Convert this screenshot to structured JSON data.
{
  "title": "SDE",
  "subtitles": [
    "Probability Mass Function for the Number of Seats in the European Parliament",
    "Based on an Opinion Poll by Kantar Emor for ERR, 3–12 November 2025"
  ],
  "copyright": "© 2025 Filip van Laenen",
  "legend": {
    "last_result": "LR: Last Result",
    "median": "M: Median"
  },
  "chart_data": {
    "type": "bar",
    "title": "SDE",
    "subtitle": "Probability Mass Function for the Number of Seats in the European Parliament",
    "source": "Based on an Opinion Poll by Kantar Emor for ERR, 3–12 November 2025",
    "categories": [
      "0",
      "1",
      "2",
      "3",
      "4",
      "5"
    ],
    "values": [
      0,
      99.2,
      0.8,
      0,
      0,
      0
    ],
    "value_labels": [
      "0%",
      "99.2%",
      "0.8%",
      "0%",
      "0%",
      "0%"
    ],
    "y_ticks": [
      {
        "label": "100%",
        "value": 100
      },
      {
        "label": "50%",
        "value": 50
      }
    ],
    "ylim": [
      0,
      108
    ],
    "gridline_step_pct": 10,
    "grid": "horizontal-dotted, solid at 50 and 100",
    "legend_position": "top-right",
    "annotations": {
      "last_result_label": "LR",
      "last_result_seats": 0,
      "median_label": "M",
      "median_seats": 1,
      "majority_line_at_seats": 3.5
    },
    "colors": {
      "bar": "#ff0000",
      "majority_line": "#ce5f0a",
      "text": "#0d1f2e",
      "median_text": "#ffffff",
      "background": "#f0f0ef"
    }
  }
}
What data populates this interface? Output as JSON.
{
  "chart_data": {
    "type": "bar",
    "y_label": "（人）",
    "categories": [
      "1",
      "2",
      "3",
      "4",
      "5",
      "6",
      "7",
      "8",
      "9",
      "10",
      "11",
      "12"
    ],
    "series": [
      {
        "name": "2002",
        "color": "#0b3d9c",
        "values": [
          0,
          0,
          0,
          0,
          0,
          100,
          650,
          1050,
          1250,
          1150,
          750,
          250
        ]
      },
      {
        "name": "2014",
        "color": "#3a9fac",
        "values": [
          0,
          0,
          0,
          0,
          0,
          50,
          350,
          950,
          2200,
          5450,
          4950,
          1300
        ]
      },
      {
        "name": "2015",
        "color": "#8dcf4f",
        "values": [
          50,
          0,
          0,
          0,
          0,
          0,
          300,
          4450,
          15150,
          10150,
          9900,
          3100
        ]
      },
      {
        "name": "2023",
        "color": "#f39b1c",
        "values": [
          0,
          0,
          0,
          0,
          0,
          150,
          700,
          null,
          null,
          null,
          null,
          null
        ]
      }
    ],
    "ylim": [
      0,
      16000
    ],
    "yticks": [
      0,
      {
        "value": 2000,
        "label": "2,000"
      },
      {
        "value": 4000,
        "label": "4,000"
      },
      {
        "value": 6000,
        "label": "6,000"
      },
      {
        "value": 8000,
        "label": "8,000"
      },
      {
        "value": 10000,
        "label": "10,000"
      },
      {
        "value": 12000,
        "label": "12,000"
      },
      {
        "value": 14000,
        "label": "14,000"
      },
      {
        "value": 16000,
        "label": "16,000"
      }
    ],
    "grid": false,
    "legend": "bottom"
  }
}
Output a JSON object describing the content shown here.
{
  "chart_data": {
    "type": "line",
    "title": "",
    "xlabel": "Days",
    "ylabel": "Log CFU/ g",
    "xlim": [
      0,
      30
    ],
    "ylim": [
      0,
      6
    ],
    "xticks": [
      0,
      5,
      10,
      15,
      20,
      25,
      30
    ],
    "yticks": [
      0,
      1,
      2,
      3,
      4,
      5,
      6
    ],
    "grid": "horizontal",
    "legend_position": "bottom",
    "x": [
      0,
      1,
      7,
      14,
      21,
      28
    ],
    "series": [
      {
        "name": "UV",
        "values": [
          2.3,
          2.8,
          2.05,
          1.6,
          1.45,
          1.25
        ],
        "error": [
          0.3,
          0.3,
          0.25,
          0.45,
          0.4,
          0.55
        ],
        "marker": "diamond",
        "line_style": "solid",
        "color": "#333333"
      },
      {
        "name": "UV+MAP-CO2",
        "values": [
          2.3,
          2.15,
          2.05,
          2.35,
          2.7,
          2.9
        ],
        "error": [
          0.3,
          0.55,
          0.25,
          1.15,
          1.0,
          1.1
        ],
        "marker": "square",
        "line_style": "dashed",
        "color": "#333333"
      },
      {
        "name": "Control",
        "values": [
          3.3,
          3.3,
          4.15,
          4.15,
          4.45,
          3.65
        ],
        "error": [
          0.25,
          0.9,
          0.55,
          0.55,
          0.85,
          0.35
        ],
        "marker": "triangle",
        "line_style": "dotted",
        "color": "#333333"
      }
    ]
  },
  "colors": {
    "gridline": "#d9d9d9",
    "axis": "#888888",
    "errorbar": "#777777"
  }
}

::::

• [SHORT EXERCISE] Copy each record from above exactly, and include every line.

• [WRITTEN RESPONSE]
Convert this screenshot to structured JSON data.
{
  "title": "SDE",
  "subtitles": [
    "Probability Mass Function for the Number of Seats in the European Parliament",
    "Based on an Opinion Poll by Kantar Emor for ERR, 3–12 November 2025"
  ],
  "copyright": "© 2025 Filip van Laenen",
  "legend": {
    "last_result": "LR: Last Result",
    "median": "M: Median"
  },
  "chart_data": {
    "type": "bar",
    "title": "SDE",
    "subtitle": "Probability Mass Function for the Number of Seats in the European Parliament",
    "source": "Based on an Opinion Poll by Kantar Emor for ERR, 3–12 November 2025",
    "categories": [
      "0",
      "1",
      "2",
      "3",
      "4",
      "5"
    ],
    "values": [
      0,
      99.2,
      0.8,
      0,
      0,
      0
    ],
    "value_labels": [
      "0%",
      "99.2%",
      "0.8%",
      "0%",
      "0%",
      "0%"
    ],
    "y_ticks": [
      {
        "label": "100%",
        "value": 100
      },
      {
        "label": "50%",
        "value": 50
      }
    ],
    "ylim": [
      0,
      108
    ],
    "gridline_step_pct": 10,
    "grid": "horizontal-dotted, solid at 50 and 100",
    "legend_position": "top-right",
    "annotations": {
      "last_result_label": "LR",
      "last_result_seats": 0,
      "median_label": "M",
      "median_seats": 1,
      "majority_line_at_seats": 3.5
    },
    "colors": {
      "bar": "#ff0000",
      "majority_line": "#ce5f0a",
      "text": "#0d1f2e",
      "median_text": "#ffffff",
      "background": "#f0f0ef"
    }
  }
}
What data populates this interface? Output as JSON.
{
  "chart_data": {
    "type": "bar",
    "y_label": "（人）",
    "categories": [
      "1",
      "2",
      "3",
      "4",
      "5",
      "6",
      "7",
      "8",
      "9",
      "10",
      "11",
      "12"
    ],
    "series": [
      {
        "name": "2002",
        "color": "#0b3d9c",
        "values": [
          0,
          0,
          0,
          0,
          0,
          100,
          650,
          1050,
          1250,
          1150,
          750,
          250
        ]
      },
      {
        "name": "2014",
        "color": "#3a9fac",
        "values": [
          0,
          0,
          0,
          0,
          0,
          50,
          350,
          950,
          2200,
          5450,
          4950,
          1300
        ]
      },
      {
        "name": "2015",
        "color": "#8dcf4f",
        "values": [
          50,
          0,
          0,
          0,
          0,
          0,
          300,
          4450,
          15150,
          10150,
          9900,
          3100
        ]
      },
      {
        "name": "2023",
        "color": "#f39b1c",
        "values": [
          0,
          0,
          0,
          0,
          0,
          150,
          700,
          null,
          null,
          null,
          null,
          null
        ]
      }
    ],
    "ylim": [
      0,
      16000
    ],
    "yticks": [
      0,
      {
        "value": 2000,
        "label": "2,000"
      },
      {
        "value": 4000,
        "label": "4,000"
      },
      {
        "value": 6000,
        "label": "6,000"
      },
      {
        "value": 8000,
        "label": "8,000"
      },
      {
        "value": 10000,
        "label": "10,000"
      },
      {
        "value": 12000,
        "label": "12,000"
      },
      {
        "value": 14000,
        "label": "14,000"
      },
      {
        "value": 16000,
        "label": "16,000"
      }
    ],
    "grid": false,
    "legend": "bottom"
  }
}
Output a JSON object describing the content shown here.
{
  "chart_data": {
    "type": "line",
    "title": "",
    "xlabel": "Days",
    "ylabel": "Log CFU/ g",
    "xlim": [
      0,
      30
    ],
    "ylim": [
      0,
      6
    ],
    "xticks": [
      0,
      5,
      10,
      15,
      20,
      25,
      30
    ],
    "yticks": [
      0,
      1,
      2,
      3,
      4,
      5,
      6
    ],
    "grid": "horizontal",
    "legend_position": "bottom",
    "x": [
      0,
      1,
      7,
      14,
      21,
      28
    ],
    "series": [
      {
        "name": "UV",
        "values": [
          2.3,
          2.8,
          2.05,
          1.6,
          1.45,
          1.25
        ],
        "error": [
          0.3,
          0.3,
          0.25,
          0.45,
          0.4,
          0.55
        ],
        "marker": "diamond",
        "line_style": "solid",
        "color": "#333333"
      },
      {
        "name": "UV+MAP-CO2",
        "values": [
          2.3,
          2.15,
          2.05,
          2.35,
          2.7,
          2.9
        ],
        "error": [
          0.3,
          0.55,
          0.25,
          1.15,
          1.0,
          1.1
        ],
        "marker": "square",
        "line_style": "dashed",
        "color": "#333333"
      },
      {
        "name": "Control",
        "values": [
          3.3,
          3.3,
          4.15,
          4.15,
          4.45,
          3.65
        ],
        "error": [
          0.25,
          0.9,
          0.55,
          0.55,
          0.85,
          0.35
        ],
        "marker": "triangle",
        "line_style": "dotted",
        "color": "#333333"
      }
    ]
  },
  "colors": {
    "gridline": "#d9d9d9",
    "axis": "#888888",
    "errorbar": "#777777"
  }
}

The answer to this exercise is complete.